* Begin DATA LISTING *

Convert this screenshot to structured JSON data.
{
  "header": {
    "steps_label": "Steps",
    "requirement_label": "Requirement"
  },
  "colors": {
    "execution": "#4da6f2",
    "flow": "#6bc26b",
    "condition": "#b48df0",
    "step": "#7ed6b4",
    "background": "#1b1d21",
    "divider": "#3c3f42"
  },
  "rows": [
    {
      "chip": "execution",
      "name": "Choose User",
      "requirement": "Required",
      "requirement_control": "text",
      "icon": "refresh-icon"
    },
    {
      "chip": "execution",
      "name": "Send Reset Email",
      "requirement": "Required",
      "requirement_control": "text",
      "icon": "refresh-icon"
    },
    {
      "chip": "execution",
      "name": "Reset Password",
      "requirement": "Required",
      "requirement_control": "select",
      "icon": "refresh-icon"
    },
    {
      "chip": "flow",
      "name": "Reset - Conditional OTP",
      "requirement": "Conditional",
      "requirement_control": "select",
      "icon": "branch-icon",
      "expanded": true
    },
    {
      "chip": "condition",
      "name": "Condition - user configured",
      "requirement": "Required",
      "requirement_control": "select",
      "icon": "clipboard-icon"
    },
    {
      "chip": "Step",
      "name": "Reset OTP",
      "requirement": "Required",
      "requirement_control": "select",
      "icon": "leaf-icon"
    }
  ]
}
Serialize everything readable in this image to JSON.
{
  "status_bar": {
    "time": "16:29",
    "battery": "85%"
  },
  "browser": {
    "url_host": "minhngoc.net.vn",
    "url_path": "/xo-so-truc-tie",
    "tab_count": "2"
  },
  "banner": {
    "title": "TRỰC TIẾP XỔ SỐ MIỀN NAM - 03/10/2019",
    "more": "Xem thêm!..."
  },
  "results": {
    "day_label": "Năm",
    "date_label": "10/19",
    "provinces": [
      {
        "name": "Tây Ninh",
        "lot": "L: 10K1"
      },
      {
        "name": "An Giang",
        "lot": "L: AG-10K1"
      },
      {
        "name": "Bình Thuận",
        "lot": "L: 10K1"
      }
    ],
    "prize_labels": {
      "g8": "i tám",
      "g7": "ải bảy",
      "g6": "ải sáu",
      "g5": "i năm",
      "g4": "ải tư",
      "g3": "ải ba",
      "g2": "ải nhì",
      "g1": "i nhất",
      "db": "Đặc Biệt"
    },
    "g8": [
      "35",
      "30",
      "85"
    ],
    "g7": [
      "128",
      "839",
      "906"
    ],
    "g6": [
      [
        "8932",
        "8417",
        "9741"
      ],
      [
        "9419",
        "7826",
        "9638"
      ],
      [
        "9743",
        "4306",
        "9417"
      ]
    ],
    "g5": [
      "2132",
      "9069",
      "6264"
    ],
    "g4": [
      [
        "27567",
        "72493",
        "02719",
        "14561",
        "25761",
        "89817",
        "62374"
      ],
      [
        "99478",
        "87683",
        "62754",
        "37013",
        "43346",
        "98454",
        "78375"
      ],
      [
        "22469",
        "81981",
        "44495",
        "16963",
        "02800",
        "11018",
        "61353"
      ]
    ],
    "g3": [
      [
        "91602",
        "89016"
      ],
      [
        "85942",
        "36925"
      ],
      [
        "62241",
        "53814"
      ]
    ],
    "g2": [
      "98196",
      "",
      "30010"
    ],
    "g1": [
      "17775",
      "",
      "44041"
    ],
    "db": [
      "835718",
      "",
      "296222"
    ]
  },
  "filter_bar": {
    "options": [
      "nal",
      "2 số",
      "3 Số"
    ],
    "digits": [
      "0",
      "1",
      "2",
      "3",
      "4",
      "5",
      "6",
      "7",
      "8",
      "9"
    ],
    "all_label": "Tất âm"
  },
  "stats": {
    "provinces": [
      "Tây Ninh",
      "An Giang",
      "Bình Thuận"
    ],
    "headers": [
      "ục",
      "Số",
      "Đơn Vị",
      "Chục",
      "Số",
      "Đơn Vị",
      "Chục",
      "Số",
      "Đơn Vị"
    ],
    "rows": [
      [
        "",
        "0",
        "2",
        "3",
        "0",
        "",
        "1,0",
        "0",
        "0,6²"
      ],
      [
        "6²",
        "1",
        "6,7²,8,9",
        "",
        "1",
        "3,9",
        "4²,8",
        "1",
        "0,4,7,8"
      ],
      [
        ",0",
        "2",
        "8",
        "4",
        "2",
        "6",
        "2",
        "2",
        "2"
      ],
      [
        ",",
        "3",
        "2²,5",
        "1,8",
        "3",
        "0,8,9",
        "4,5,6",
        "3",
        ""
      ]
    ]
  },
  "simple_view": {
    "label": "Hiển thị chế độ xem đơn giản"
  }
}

* End DATA LISTING *

EXERCISE BRIEF: Pull out every line above that holds the word "Reset".

WORKED SOLUTION:
      "name": "Send Reset Email",
      "name": "Reset Password",
      "name": "Reset - Conditional OTP",
      "name": "Reset OTP",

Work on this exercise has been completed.